■ Exercise objective
Please transcribe the data that follows without the pictures, keeping every word the same.

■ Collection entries
— START —

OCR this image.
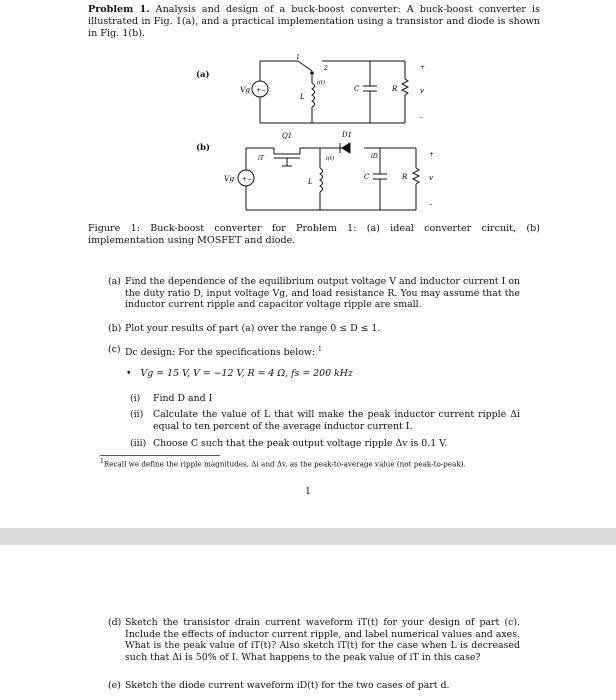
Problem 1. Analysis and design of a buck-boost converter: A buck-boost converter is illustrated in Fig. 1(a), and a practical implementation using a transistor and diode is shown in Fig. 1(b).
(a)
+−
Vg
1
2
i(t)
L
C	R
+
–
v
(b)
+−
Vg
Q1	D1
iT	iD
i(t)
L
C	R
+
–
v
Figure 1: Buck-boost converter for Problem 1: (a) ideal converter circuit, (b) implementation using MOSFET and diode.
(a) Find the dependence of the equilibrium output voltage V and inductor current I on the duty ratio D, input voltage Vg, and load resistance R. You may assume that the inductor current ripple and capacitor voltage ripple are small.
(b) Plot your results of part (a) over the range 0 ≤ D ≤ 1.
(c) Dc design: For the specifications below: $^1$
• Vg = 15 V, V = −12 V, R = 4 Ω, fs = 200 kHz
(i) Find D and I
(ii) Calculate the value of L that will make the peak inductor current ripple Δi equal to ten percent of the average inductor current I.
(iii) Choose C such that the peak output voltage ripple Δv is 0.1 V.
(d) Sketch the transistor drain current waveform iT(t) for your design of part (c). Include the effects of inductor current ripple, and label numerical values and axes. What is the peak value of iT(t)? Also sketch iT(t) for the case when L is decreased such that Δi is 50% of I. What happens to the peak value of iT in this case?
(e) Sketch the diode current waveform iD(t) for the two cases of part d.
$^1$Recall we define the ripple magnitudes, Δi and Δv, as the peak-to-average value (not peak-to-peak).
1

— END —

■ Result
OCR this image.
Problem 1. Analysis and design of a buck-boost converter: A buck-boost converter is illustrated in Fig. 1(a), and a practical implementation using a transistor and diode is shown in Fig. 1(b).
(a)
+−
Vg
1
2
i(t)
L
C	R
+
–
v
(b)
+−
Vg
Q1	D1
iT	iD
i(t)
L
C	R
+
–
v
Figure 1: Buck-boost converter for Problem 1: (a) ideal converter circuit, (b) implementation using MOSFET and diode.
(a) Find the dependence of the equilibrium output voltage V and inductor current I on the duty ratio D, input voltage Vg, and load resistance R. You may assume that the inductor current ripple and capacitor voltage ripple are small.
(b) Plot your results of part (a) over the range 0 ≤ D ≤ 1.
(c) Dc design: For the specifications below: $^1$
• Vg = 15 V, V = −12 V, R = 4 Ω, fs = 200 kHz
(i) Find D and I
(ii) Calculate the value of L that will make the peak inductor current ripple Δi equal to ten percent of the average inductor current I.
(iii) Choose C such that the peak output voltage ripple Δv is 0.1 V.
(d) Sketch the transistor drain current waveform iT(t) for your design of part (c). Include the effects of inductor current ripple, and label numerical values and axes. What is the peak value of iT(t)? Also sketch iT(t) for the case when L is decreased such that Δi is 50% of I. What happens to the peak value of iT in this case?
(e) Sketch the diode current waveform iD(t) for the two cases of part d.
$^1$Recall we define the ripple magnitudes, Δi and Δv, as the peak-to-average value (not peak-to-peak).
1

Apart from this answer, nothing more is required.